• **YOUR OBJECTIVE**
In the listing below, locate the lines that hold the string "into". Copy those lines.

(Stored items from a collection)
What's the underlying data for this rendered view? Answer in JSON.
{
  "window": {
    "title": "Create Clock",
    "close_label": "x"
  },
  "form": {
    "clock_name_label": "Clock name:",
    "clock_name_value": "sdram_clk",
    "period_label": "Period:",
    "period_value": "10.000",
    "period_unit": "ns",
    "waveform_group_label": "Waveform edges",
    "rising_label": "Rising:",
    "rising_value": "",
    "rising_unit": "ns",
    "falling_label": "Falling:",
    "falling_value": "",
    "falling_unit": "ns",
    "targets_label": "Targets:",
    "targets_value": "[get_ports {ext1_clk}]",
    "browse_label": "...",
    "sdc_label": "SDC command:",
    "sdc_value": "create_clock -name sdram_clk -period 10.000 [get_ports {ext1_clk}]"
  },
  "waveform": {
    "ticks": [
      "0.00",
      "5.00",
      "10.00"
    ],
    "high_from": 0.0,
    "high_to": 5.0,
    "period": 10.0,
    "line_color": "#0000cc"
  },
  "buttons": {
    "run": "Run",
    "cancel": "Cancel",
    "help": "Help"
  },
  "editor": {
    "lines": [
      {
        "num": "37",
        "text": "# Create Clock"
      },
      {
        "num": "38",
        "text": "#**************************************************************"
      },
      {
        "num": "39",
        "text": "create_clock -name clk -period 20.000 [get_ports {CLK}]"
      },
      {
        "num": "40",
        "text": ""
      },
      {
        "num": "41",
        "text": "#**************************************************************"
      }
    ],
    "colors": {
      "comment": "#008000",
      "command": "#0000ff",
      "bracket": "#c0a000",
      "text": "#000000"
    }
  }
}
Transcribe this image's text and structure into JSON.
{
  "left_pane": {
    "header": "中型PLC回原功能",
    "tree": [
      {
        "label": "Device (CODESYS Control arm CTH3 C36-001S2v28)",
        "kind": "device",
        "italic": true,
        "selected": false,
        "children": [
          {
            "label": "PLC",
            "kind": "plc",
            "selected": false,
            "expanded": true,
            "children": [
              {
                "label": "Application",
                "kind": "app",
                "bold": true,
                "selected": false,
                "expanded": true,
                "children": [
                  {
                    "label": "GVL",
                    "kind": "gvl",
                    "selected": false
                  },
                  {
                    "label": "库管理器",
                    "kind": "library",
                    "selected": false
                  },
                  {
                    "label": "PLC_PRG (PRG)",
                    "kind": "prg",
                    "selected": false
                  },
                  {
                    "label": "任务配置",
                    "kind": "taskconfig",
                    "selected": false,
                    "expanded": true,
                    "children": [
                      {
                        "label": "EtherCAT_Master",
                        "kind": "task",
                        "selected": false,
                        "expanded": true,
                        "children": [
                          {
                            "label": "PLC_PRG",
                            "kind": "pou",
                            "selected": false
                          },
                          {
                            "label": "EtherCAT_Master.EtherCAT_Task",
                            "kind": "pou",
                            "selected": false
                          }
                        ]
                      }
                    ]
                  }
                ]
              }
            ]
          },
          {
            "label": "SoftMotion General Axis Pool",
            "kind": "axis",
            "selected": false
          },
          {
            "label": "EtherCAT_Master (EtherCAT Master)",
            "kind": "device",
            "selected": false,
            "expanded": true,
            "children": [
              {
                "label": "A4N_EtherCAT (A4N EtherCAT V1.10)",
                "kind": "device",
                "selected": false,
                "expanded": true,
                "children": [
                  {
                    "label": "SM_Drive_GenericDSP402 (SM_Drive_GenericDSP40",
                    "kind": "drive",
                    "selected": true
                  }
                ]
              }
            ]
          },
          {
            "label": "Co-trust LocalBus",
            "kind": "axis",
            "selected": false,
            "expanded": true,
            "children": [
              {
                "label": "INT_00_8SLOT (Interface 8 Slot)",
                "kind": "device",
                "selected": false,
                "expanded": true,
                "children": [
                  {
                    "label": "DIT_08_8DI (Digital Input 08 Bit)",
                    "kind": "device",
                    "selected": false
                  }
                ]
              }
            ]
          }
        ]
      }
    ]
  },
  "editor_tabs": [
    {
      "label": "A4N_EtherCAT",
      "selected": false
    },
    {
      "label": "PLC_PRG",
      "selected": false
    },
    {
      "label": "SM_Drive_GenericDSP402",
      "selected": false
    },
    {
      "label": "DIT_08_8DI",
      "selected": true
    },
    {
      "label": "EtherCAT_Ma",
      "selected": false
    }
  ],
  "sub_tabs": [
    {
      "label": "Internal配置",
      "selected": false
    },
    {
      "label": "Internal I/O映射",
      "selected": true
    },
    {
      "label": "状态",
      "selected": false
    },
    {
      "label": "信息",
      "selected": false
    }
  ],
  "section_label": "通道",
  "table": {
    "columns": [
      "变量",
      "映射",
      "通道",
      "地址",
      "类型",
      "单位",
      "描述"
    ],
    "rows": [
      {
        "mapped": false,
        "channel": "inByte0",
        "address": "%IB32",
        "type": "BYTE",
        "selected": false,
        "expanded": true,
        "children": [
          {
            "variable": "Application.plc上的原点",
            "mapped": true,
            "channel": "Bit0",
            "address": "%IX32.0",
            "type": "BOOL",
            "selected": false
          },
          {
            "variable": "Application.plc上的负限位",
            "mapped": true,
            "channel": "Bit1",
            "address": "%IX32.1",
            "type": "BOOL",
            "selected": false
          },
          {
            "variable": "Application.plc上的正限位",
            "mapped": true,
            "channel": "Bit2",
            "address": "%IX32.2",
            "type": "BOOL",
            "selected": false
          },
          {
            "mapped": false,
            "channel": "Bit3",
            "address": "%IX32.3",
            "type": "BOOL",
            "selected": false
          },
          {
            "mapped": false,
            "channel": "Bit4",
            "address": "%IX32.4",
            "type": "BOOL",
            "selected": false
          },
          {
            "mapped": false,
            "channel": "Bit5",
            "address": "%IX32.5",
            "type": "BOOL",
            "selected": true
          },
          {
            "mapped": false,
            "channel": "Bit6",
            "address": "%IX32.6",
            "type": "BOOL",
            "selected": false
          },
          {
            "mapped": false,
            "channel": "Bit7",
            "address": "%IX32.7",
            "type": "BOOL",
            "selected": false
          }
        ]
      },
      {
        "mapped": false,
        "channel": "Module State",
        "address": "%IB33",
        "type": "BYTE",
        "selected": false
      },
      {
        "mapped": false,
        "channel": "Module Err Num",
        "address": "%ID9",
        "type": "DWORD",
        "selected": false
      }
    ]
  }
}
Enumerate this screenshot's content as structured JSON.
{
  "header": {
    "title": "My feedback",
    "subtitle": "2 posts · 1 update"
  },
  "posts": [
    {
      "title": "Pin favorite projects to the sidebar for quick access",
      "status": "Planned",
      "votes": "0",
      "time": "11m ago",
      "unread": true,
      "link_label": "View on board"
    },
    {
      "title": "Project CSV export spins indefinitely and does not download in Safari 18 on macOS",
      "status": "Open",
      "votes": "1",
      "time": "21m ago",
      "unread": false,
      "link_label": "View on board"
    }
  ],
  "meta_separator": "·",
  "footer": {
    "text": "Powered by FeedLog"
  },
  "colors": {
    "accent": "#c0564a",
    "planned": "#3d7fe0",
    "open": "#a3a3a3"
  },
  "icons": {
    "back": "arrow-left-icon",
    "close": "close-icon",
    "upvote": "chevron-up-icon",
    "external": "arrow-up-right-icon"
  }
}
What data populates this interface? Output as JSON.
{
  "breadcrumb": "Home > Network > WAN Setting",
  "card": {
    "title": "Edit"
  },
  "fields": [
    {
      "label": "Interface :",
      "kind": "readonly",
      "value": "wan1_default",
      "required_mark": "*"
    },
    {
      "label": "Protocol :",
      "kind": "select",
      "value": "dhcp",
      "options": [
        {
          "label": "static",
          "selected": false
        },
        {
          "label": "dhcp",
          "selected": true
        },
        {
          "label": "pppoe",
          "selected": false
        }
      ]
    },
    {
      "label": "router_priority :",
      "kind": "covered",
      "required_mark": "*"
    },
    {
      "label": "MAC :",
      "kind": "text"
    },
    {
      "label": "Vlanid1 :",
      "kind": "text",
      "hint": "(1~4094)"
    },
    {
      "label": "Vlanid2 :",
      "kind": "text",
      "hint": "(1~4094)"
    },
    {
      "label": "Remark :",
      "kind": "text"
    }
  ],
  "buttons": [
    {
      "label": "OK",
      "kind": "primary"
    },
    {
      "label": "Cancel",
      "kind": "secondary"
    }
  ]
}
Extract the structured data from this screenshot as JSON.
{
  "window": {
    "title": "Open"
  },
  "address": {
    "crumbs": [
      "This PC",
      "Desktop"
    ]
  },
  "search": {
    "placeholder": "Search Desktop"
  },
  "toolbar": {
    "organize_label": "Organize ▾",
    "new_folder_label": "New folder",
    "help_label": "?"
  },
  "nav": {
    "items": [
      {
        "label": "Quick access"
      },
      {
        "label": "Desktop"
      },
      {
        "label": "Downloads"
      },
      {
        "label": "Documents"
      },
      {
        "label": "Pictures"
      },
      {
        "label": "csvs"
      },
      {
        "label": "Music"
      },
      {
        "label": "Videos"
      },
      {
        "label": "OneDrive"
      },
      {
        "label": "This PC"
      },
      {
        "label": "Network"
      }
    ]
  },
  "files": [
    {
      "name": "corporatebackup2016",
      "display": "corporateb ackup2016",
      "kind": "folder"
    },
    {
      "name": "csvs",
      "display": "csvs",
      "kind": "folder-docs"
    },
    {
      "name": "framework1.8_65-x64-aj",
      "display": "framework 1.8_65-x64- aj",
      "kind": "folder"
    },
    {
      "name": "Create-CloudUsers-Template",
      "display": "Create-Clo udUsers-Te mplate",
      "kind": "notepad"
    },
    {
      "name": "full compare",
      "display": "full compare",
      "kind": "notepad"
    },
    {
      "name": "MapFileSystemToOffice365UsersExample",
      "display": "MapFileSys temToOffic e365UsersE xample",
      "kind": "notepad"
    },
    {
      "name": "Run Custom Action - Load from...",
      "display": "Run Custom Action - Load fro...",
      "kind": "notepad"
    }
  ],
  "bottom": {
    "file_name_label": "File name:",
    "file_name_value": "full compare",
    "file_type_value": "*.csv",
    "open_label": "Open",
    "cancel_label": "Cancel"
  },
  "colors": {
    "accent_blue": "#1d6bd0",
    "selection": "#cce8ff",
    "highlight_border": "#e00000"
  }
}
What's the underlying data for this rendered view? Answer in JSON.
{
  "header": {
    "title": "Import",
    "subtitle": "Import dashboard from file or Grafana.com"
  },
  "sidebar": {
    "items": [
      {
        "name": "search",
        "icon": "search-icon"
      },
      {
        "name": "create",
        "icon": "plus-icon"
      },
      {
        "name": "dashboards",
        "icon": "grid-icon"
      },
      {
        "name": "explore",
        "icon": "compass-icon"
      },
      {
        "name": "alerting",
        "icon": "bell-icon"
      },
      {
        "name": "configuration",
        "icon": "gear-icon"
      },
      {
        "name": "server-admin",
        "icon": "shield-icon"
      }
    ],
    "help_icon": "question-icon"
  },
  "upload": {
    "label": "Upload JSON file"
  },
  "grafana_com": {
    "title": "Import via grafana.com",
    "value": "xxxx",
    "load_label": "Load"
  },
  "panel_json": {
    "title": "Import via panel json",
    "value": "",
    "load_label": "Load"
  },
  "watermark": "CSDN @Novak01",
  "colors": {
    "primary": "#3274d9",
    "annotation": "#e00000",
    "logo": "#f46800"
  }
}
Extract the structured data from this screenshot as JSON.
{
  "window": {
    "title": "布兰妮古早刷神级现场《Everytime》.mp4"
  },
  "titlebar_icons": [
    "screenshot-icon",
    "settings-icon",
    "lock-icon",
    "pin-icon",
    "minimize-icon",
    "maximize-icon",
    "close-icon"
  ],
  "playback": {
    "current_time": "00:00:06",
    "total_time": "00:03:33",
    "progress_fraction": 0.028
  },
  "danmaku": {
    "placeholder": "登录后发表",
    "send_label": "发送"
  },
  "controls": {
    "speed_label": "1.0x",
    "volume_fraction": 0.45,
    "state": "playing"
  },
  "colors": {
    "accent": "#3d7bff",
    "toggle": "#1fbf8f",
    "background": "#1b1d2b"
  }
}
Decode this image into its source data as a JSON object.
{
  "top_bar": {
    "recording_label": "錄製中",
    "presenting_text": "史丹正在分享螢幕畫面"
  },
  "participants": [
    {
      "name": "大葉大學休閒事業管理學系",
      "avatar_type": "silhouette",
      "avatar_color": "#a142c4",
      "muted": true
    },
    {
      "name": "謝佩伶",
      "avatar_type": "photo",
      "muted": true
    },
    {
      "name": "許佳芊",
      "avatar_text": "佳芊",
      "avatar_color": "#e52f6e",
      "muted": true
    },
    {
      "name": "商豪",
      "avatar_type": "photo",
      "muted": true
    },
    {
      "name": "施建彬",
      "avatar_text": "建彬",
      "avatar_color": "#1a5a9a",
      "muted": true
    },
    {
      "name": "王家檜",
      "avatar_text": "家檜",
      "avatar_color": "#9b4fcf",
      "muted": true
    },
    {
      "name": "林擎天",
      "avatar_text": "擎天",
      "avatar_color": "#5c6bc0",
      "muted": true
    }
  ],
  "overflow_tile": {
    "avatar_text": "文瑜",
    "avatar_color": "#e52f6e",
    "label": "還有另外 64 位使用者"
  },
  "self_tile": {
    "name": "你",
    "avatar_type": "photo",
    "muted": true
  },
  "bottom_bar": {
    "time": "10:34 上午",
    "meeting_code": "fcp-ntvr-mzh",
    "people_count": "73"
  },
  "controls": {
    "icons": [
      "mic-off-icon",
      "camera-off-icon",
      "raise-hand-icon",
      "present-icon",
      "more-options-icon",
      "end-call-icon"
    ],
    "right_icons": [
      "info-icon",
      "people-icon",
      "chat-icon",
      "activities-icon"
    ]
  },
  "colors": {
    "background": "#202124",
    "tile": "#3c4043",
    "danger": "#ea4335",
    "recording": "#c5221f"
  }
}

• **ANSWER FOR THE TASK**
Transcribe this image's text and structure into JSON.
Decode this image into its source data as a JSON object.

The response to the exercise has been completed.